(Collected data)

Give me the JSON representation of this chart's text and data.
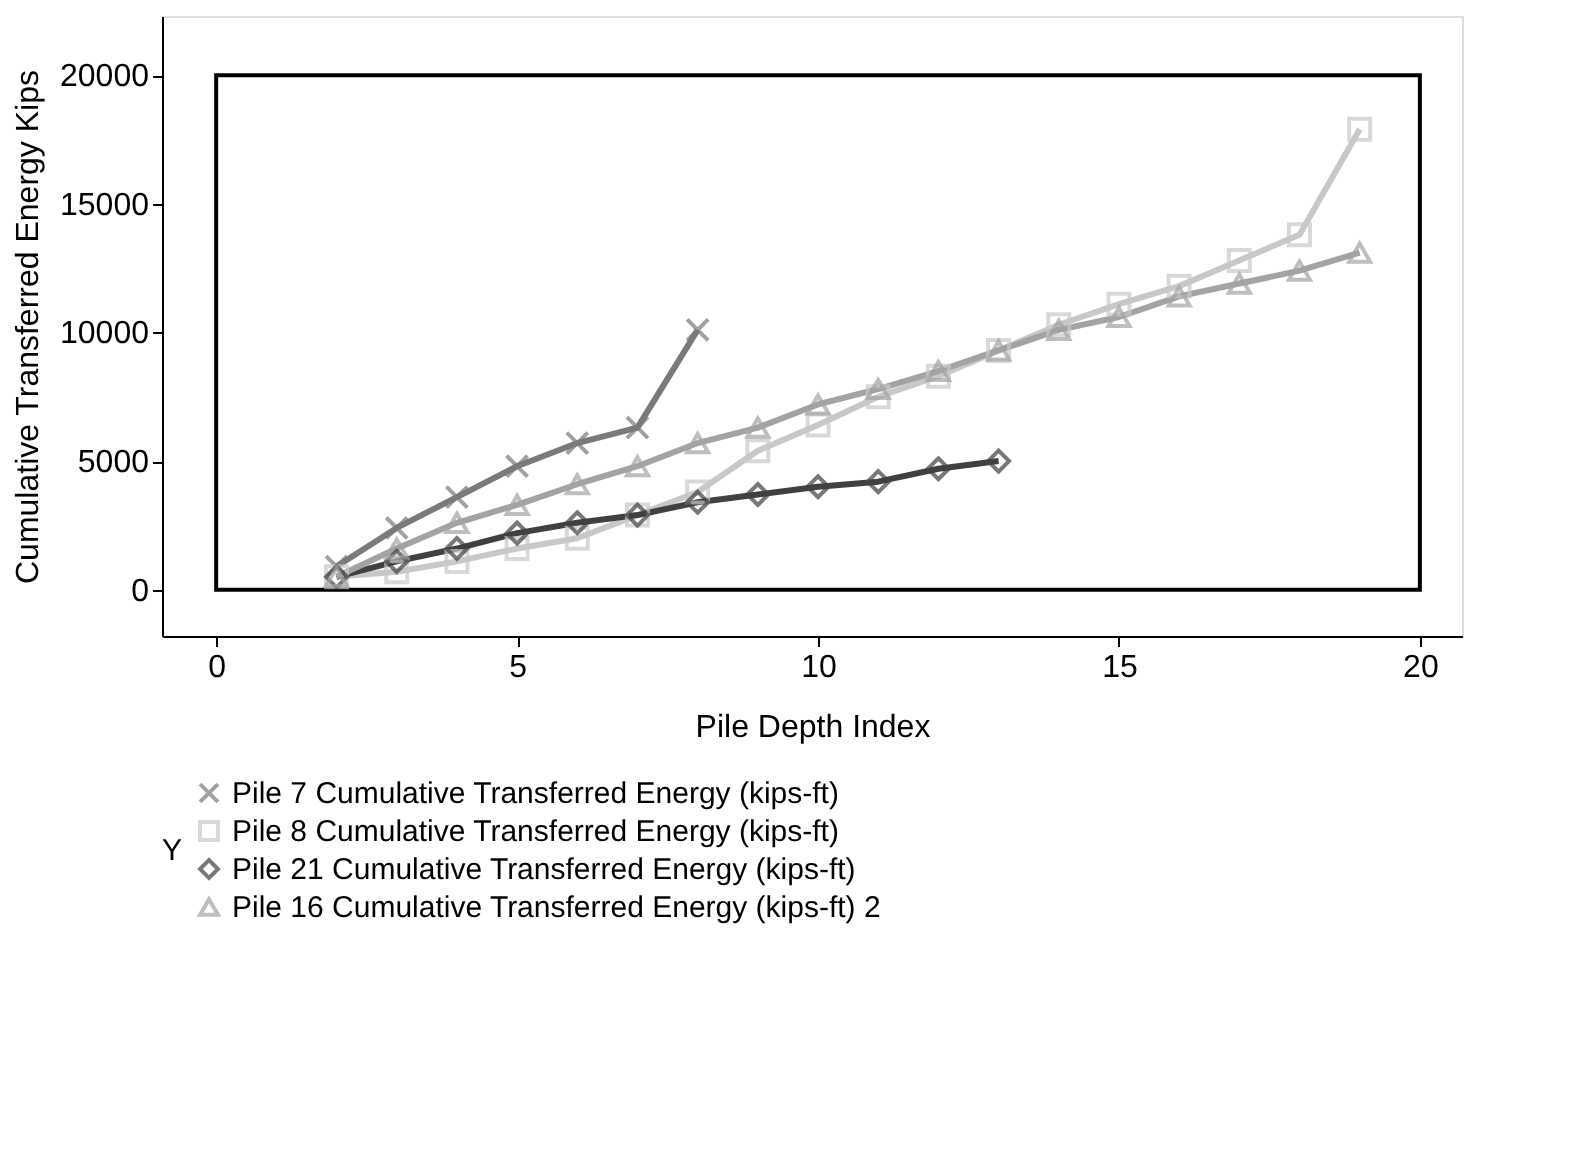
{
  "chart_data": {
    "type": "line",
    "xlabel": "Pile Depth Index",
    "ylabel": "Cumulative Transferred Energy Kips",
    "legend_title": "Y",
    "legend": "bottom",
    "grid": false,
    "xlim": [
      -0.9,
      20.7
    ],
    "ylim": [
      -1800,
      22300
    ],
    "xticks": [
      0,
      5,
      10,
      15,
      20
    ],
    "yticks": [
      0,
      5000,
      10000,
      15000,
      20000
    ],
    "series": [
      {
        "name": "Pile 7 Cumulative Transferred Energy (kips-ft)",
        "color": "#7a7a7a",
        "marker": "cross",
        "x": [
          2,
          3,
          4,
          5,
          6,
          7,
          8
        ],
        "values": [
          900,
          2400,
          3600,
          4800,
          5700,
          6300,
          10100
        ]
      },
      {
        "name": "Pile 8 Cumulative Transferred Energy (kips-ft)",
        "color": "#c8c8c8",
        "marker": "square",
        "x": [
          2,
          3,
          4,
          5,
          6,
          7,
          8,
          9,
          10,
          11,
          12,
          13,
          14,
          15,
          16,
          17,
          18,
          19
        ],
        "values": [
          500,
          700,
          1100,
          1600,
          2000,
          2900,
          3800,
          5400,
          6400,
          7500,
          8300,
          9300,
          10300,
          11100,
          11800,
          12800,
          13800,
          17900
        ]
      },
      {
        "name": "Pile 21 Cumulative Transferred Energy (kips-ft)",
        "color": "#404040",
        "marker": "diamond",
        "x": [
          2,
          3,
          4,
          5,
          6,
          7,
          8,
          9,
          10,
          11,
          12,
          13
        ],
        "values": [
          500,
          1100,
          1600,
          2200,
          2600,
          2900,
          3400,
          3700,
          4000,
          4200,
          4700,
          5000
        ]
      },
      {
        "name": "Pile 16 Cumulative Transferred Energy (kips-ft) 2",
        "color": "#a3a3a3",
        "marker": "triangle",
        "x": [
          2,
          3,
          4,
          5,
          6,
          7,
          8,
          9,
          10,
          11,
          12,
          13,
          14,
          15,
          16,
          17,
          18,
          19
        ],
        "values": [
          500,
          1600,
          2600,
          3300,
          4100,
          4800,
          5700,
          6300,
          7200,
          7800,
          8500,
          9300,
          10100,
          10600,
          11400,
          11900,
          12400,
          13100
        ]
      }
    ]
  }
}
* * *
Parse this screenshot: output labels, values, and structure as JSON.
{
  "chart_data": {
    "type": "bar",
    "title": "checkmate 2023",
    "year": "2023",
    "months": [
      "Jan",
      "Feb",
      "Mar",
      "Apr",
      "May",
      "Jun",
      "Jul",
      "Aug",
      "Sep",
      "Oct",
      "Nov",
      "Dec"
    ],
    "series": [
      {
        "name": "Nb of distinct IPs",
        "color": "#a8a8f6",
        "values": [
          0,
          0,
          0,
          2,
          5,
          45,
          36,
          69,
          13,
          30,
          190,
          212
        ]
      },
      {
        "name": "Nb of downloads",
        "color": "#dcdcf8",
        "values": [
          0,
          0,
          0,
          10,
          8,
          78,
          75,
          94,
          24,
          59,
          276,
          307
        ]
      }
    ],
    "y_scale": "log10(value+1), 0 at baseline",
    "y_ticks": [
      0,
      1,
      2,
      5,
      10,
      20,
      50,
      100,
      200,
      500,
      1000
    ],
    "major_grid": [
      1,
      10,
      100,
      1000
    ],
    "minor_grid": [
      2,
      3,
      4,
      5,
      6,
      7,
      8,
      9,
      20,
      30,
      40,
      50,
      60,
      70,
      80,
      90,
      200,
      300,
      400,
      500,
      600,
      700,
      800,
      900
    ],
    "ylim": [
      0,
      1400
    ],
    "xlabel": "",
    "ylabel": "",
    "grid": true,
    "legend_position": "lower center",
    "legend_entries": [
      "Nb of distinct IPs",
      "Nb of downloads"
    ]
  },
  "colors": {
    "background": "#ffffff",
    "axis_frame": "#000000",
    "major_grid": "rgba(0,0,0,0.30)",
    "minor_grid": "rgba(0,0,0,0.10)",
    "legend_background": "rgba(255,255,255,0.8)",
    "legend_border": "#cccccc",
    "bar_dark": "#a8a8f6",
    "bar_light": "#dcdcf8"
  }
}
==
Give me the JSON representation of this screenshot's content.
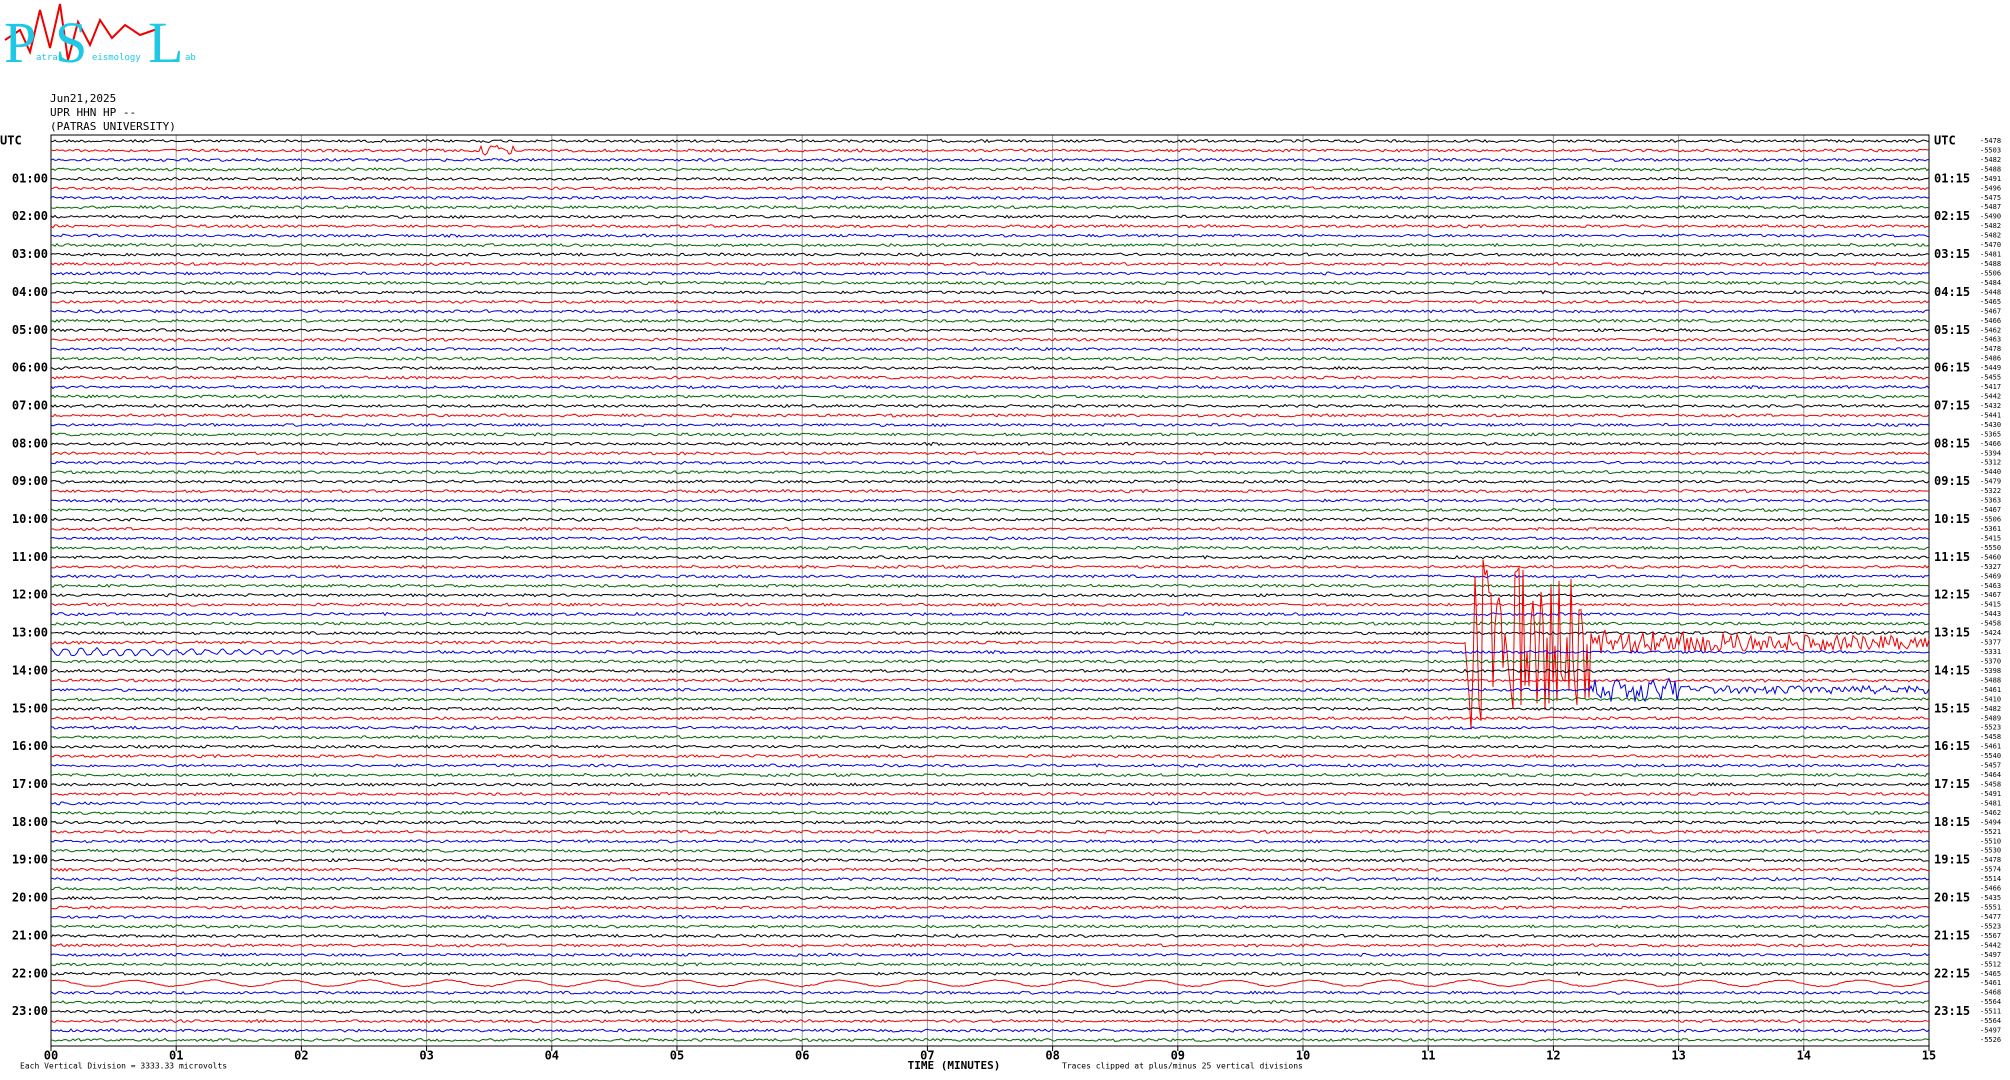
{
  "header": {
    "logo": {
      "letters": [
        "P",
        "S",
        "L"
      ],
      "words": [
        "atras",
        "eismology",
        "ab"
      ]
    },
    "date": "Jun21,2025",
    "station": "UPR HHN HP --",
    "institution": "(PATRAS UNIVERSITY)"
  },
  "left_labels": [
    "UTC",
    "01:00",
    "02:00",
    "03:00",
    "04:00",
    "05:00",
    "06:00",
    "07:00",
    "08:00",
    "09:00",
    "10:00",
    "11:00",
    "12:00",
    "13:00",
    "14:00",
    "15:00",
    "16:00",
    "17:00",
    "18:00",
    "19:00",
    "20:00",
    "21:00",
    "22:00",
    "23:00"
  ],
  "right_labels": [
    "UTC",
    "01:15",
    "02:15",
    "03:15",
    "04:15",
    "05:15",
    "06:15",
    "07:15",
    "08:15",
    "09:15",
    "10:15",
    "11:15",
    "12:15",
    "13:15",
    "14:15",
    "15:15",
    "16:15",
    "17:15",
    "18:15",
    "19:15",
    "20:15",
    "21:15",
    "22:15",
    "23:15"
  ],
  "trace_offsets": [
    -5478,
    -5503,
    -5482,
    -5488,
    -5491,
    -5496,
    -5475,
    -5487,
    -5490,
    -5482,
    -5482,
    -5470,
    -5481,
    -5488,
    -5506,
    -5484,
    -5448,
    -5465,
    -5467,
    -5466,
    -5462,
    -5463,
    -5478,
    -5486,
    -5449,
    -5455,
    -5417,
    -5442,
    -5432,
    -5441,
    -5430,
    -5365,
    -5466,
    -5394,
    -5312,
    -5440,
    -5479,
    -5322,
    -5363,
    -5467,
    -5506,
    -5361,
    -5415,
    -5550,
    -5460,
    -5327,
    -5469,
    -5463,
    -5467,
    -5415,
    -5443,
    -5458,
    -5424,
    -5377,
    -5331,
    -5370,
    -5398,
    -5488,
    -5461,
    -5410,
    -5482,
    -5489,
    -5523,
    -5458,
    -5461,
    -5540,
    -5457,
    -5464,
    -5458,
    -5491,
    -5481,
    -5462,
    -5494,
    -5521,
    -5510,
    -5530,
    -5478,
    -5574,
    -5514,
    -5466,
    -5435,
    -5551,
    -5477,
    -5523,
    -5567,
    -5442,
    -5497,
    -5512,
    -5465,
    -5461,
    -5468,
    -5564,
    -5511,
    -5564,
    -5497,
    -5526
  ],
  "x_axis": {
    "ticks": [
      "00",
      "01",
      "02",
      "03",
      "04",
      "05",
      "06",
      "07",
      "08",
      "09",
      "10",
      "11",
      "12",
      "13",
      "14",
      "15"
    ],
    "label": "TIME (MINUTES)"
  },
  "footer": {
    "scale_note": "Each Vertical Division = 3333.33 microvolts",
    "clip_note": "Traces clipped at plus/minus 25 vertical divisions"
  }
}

AIM: Report the number of lines holding the string "Pile", without any other words.

COMPLETED EXERCISE: 5